***** Records shown

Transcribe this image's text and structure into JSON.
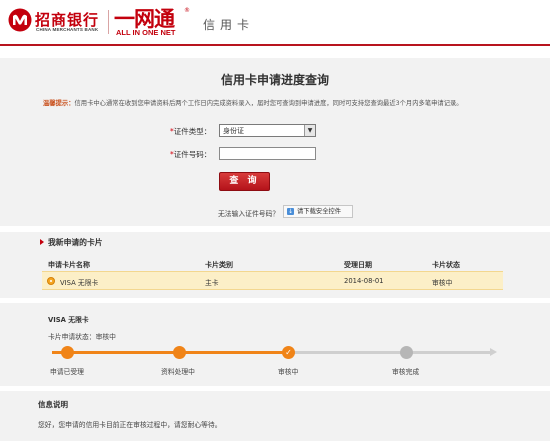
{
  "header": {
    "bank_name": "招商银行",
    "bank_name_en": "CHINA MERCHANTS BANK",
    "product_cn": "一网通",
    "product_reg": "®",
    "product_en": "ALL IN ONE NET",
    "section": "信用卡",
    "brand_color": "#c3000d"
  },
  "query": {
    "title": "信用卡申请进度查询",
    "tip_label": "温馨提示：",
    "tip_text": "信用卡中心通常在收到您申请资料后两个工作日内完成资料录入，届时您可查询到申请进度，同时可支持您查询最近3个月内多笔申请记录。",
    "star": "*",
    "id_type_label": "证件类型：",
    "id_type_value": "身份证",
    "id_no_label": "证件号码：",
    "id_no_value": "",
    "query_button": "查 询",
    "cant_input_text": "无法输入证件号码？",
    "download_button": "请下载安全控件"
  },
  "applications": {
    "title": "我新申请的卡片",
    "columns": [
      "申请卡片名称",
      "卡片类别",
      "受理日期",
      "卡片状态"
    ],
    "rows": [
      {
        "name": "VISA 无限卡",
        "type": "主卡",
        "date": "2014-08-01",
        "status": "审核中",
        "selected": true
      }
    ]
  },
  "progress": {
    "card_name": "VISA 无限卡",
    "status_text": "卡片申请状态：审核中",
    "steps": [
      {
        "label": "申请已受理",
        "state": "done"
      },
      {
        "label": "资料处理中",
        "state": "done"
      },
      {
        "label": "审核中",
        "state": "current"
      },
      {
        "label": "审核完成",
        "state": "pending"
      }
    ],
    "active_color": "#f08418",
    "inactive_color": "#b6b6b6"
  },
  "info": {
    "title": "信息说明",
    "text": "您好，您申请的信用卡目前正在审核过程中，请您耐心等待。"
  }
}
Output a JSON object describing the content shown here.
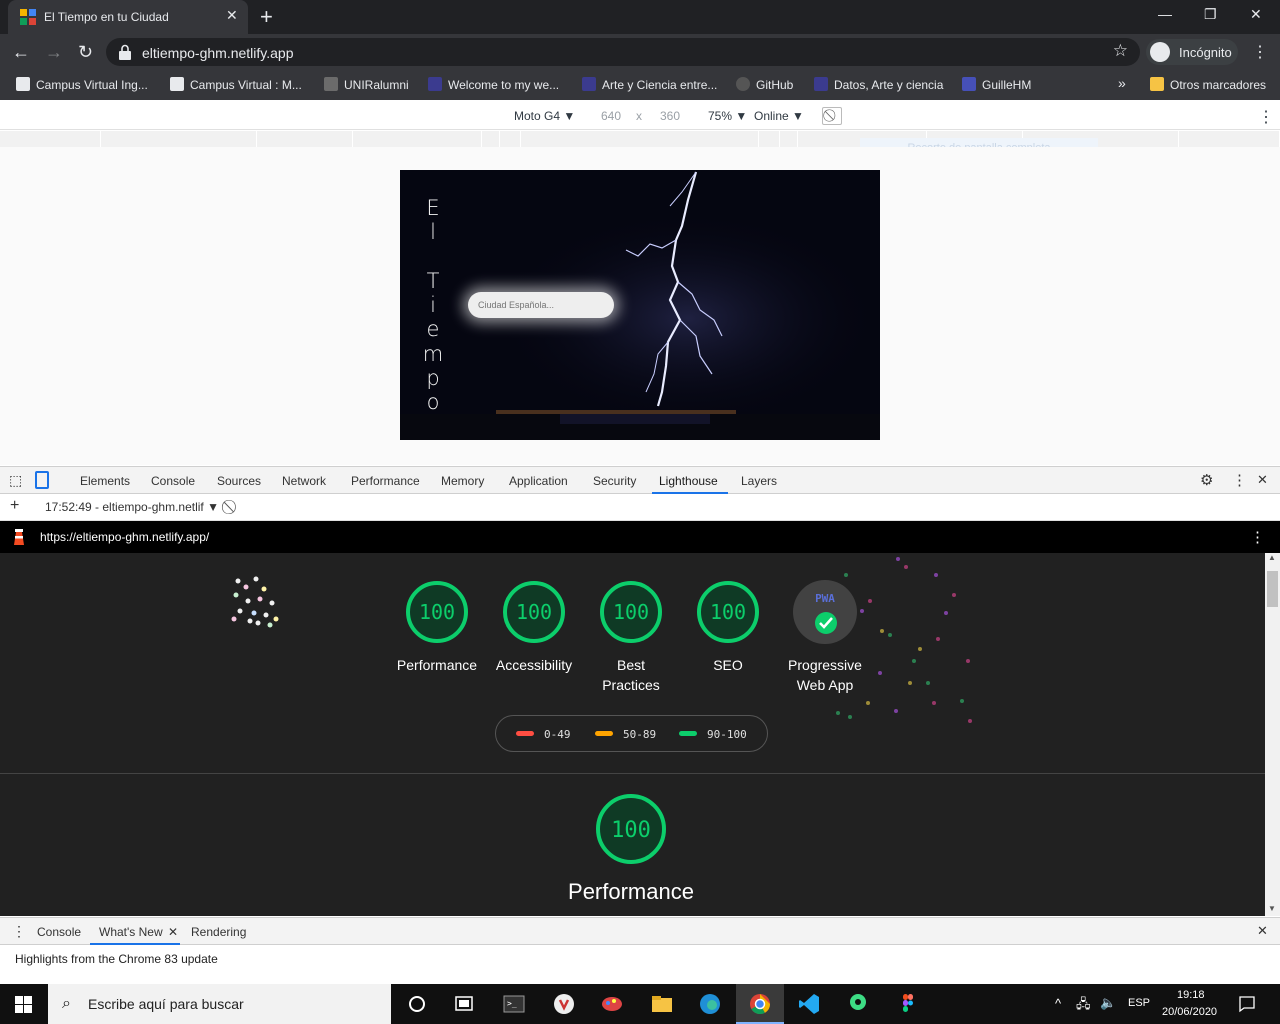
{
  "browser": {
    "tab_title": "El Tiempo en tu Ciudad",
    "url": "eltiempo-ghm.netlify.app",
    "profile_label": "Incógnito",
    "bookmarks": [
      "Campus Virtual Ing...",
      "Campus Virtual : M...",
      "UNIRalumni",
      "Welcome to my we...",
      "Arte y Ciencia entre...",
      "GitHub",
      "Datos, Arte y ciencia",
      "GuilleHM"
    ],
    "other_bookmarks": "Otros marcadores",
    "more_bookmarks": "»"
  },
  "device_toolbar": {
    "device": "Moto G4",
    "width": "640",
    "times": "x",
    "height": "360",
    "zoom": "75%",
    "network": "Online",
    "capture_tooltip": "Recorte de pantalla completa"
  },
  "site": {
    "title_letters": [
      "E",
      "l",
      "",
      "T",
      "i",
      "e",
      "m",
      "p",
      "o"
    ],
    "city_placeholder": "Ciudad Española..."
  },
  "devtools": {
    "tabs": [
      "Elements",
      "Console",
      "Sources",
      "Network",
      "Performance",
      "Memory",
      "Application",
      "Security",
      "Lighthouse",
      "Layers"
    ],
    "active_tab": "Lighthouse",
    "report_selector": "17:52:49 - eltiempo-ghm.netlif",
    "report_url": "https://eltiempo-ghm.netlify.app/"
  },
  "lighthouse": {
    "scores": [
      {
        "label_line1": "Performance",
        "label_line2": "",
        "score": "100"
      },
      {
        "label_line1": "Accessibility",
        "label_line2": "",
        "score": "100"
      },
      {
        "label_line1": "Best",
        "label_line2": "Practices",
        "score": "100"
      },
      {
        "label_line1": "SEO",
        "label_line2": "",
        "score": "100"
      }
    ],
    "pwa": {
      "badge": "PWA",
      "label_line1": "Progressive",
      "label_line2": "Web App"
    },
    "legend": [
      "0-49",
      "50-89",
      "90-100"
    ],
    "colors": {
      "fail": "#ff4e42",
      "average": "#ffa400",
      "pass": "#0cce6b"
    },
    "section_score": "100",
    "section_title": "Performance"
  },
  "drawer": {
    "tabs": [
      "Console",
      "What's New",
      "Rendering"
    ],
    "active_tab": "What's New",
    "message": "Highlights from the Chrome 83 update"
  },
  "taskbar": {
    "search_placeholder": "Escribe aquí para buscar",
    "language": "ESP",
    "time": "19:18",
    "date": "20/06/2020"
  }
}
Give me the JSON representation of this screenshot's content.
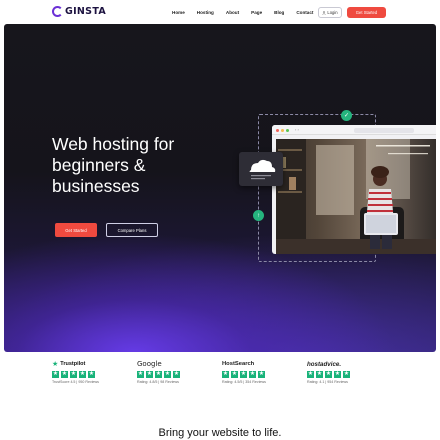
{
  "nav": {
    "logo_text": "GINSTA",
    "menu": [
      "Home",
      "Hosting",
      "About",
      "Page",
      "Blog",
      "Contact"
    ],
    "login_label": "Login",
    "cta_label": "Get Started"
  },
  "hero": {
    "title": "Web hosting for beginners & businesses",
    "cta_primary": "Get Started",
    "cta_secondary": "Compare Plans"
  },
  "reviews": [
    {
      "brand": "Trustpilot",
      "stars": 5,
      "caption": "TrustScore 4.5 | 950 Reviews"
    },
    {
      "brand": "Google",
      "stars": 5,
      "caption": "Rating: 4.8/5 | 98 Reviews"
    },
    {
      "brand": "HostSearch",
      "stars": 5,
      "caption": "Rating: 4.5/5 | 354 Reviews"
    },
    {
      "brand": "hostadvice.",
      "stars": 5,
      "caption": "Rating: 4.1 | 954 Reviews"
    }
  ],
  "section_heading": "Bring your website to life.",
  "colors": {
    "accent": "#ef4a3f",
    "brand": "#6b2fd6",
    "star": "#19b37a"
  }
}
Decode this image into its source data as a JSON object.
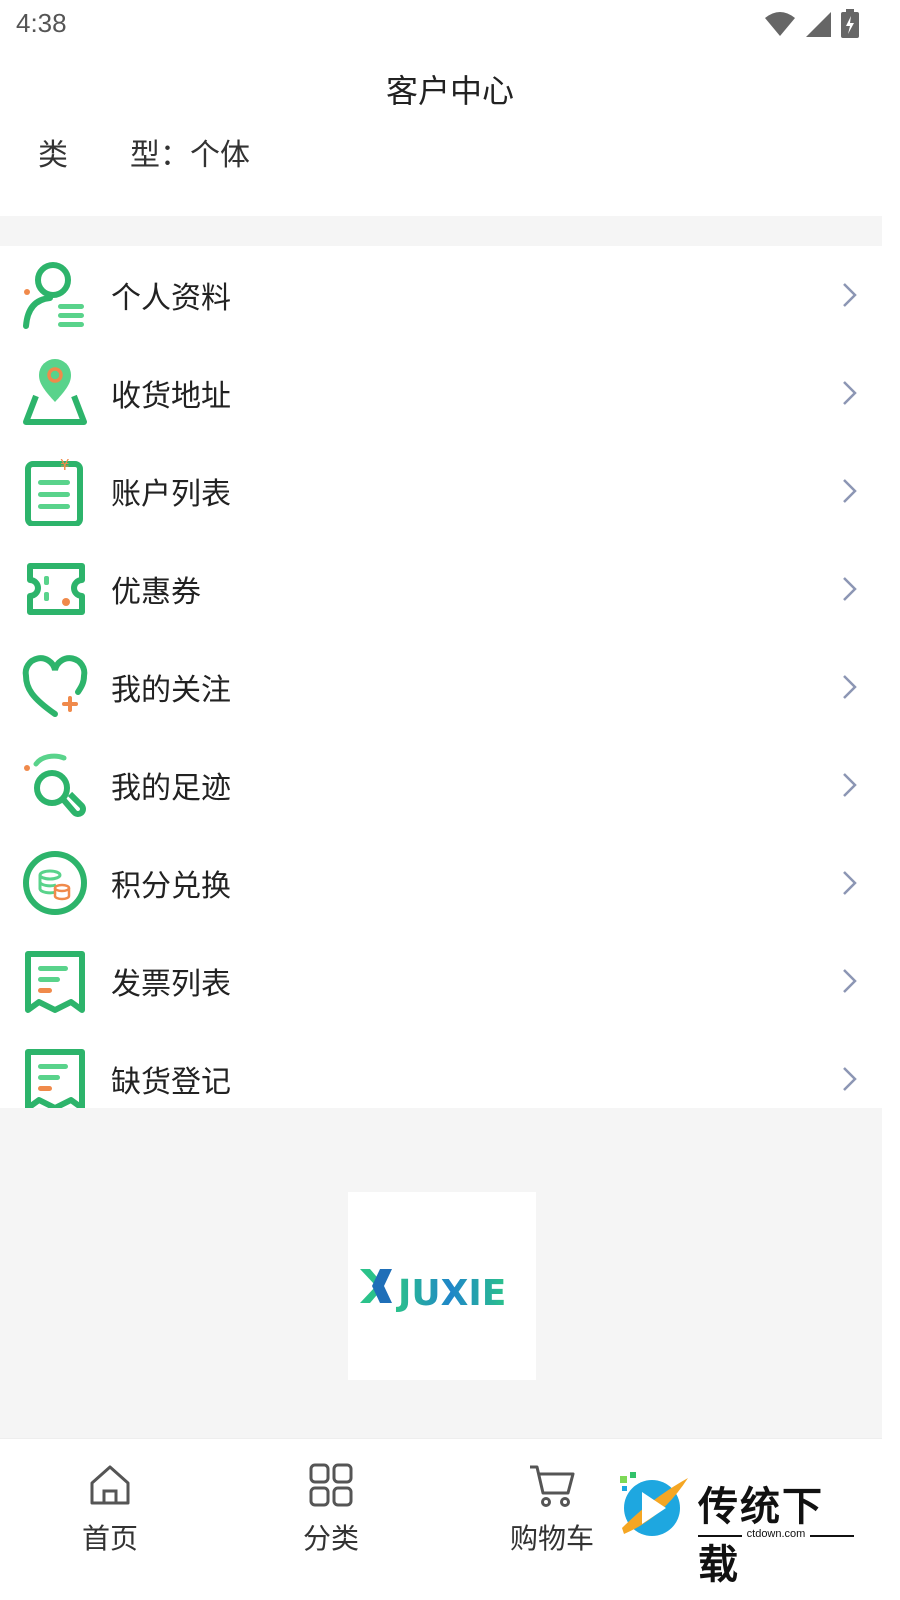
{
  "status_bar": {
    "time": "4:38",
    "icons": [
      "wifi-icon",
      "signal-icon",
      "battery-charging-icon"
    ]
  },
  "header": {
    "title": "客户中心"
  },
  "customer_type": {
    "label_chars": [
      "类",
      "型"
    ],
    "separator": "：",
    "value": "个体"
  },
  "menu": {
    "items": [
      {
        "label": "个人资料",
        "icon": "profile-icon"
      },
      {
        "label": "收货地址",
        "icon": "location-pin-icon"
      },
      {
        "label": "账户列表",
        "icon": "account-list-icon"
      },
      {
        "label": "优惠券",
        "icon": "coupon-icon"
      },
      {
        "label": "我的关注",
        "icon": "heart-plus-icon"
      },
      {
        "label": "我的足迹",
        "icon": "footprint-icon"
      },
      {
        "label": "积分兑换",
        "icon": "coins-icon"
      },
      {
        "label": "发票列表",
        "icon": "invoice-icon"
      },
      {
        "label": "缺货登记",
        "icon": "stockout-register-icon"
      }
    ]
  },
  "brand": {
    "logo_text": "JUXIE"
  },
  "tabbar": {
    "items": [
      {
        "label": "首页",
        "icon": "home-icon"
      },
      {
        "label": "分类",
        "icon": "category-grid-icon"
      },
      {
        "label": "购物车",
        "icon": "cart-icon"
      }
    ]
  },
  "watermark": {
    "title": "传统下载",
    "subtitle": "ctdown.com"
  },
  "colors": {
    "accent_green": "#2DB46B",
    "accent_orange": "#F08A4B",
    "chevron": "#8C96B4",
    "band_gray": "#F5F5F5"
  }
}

**********

*Requirements:*
Print each line of the material above exactly, with the pictures removed from your copy.

*Task answer:*
Transcribe this image's text and structure into JSON.
{
  "header": {
    "bank_name": "招商银行",
    "bank_name_en": "CHINA MERCHANTS BANK",
    "product_cn": "一网通",
    "product_reg": "®",
    "product_en": "ALL IN ONE NET",
    "section": "信用卡",
    "brand_color": "#c3000d"
  },
  "query": {
    "title": "信用卡申请进度查询",
    "tip_label": "温馨提示：",
    "tip_text": "信用卡中心通常在收到您申请资料后两个工作日内完成资料录入，届时您可查询到申请进度，同时可支持您查询最近3个月内多笔申请记录。",
    "star": "*",
    "id_type_label": "证件类型：",
    "id_type_value": "身份证",
    "id_no_label": "证件号码：",
    "id_no_value": "",
    "query_button": "查 询",
    "cant_input_text": "无法输入证件号码？",
    "download_button": "请下载安全控件"
  },
  "applications": {
    "title": "我新申请的卡片",
    "columns": [
      "申请卡片名称",
      "卡片类别",
      "受理日期",
      "卡片状态"
    ],
    "rows": [
      {
        "name": "VISA 无限卡",
        "type": "主卡",
        "date": "2014-08-01",
        "status": "审核中",
        "selected": true
      }
    ]
  },
  "progress": {
    "card_name": "VISA 无限卡",
    "status_text": "卡片申请状态：审核中",
    "steps": [
      {
        "label": "申请已受理",
        "state": "done"
      },
      {
        "label": "资料处理中",
        "state": "done"
      },
      {
        "label": "审核中",
        "state": "current"
      },
      {
        "label": "审核完成",
        "state": "pending"
      }
    ],
    "active_color": "#f08418",
    "inactive_color": "#b6b6b6"
  },
  "info": {
    "title": "信息说明",
    "text": "您好，您申请的信用卡目前正在审核过程中，请您耐心等待。"
  }
}
Output a JSON object describing the content shown here.
{
  "browser": {
    "tab_title": "El Tiempo en tu Ciudad",
    "url": "eltiempo-ghm.netlify.app",
    "profile_label": "Incógnito",
    "bookmarks": [
      "Campus Virtual Ing...",
      "Campus Virtual : M...",
      "UNIRalumni",
      "Welcome to my we...",
      "Arte y Ciencia entre...",
      "GitHub",
      "Datos, Arte y ciencia",
      "GuilleHM"
    ],
    "other_bookmarks": "Otros marcadores",
    "more_bookmarks": "»"
  },
  "device_toolbar": {
    "device": "Moto G4",
    "width": "640",
    "times": "x",
    "height": "360",
    "zoom": "75%",
    "network": "Online",
    "capture_tooltip": "Recorte de pantalla completa"
  },
  "site": {
    "title_letters": [
      "E",
      "l",
      "",
      "T",
      "i",
      "e",
      "m",
      "p",
      "o"
    ],
    "city_placeholder": "Ciudad Española..."
  },
  "devtools": {
    "tabs": [
      "Elements",
      "Console",
      "Sources",
      "Network",
      "Performance",
      "Memory",
      "Application",
      "Security",
      "Lighthouse",
      "Layers"
    ],
    "active_tab": "Lighthouse",
    "report_selector": "17:52:49 - eltiempo-ghm.netlif",
    "report_url": "https://eltiempo-ghm.netlify.app/"
  },
  "lighthouse": {
    "scores": [
      {
        "label_line1": "Performance",
        "label_line2": "",
        "score": "100"
      },
      {
        "label_line1": "Accessibility",
        "label_line2": "",
        "score": "100"
      },
      {
        "label_line1": "Best",
        "label_line2": "Practices",
        "score": "100"
      },
      {
        "label_line1": "SEO",
        "label_line2": "",
        "score": "100"
      }
    ],
    "pwa": {
      "badge": "PWA",
      "label_line1": "Progressive",
      "label_line2": "Web App"
    },
    "legend": [
      "0-49",
      "50-89",
      "90-100"
    ],
    "colors": {
      "fail": "#ff4e42",
      "average": "#ffa400",
      "pass": "#0cce6b"
    },
    "section_score": "100",
    "section_title": "Performance"
  },
  "drawer": {
    "tabs": [
      "Console",
      "What's New",
      "Rendering"
    ],
    "active_tab": "What's New",
    "message": "Highlights from the Chrome 83 update"
  },
  "taskbar": {
    "search_placeholder": "Escribe aquí para buscar",
    "language": "ESP",
    "time": "19:18",
    "date": "20/06/2020"
  }
}
Give me the JSON representation of this screenshot's content.
{
  "nav": {
    "logo_text": "GINSTA",
    "menu": [
      "Home",
      "Hosting",
      "About",
      "Page",
      "Blog",
      "Contact"
    ],
    "login_label": "Login",
    "cta_label": "Get Started"
  },
  "hero": {
    "title": "Web hosting for beginners & businesses",
    "cta_primary": "Get Started",
    "cta_secondary": "Compare Plans"
  },
  "reviews": [
    {
      "brand": "Trustpilot",
      "stars": 5,
      "caption": "TrustScore 4.5 | 950 Reviews"
    },
    {
      "brand": "Google",
      "stars": 5,
      "caption": "Rating: 4.8/5 | 98 Reviews"
    },
    {
      "brand": "HostSearch",
      "stars": 5,
      "caption": "Rating: 4.5/5 | 354 Reviews"
    },
    {
      "brand": "hostadvice.",
      "stars": 5,
      "caption": "Rating: 4.1 | 954 Reviews"
    }
  ],
  "section_heading": "Bring your website to life.",
  "colors": {
    "accent": "#ef4a3f",
    "brand": "#6b2fd6",
    "star": "#19b37a"
  }
}
Decode this image into its source data as a JSON object.
{
  "status_bar": {
    "time": "4:38",
    "icons": [
      "wifi-icon",
      "signal-icon",
      "battery-charging-icon"
    ]
  },
  "header": {
    "title": "客户中心"
  },
  "customer_type": {
    "label_chars": [
      "类",
      "型"
    ],
    "separator": "：",
    "value": "个体"
  },
  "menu": {
    "items": [
      {
        "label": "个人资料",
        "icon": "profile-icon"
      },
      {
        "label": "收货地址",
        "icon": "location-pin-icon"
      },
      {
        "label": "账户列表",
        "icon": "account-list-icon"
      },
      {
        "label": "优惠券",
        "icon": "coupon-icon"
      },
      {
        "label": "我的关注",
        "icon": "heart-plus-icon"
      },
      {
        "label": "我的足迹",
        "icon": "footprint-icon"
      },
      {
        "label": "积分兑换",
        "icon": "coins-icon"
      },
      {
        "label": "发票列表",
        "icon": "invoice-icon"
      },
      {
        "label": "缺货登记",
        "icon": "stockout-register-icon"
      }
    ]
  },
  "brand": {
    "logo_text": "JUXIE"
  },
  "tabbar": {
    "items": [
      {
        "label": "首页",
        "icon": "home-icon"
      },
      {
        "label": "分类",
        "icon": "category-grid-icon"
      },
      {
        "label": "购物车",
        "icon": "cart-icon"
      }
    ]
  },
  "watermark": {
    "title": "传统下载",
    "subtitle": "ctdown.com"
  },
  "colors": {
    "accent_green": "#2DB46B",
    "accent_orange": "#F08A4B",
    "chevron": "#8C96B4",
    "band_gray": "#F5F5F5"
  }
}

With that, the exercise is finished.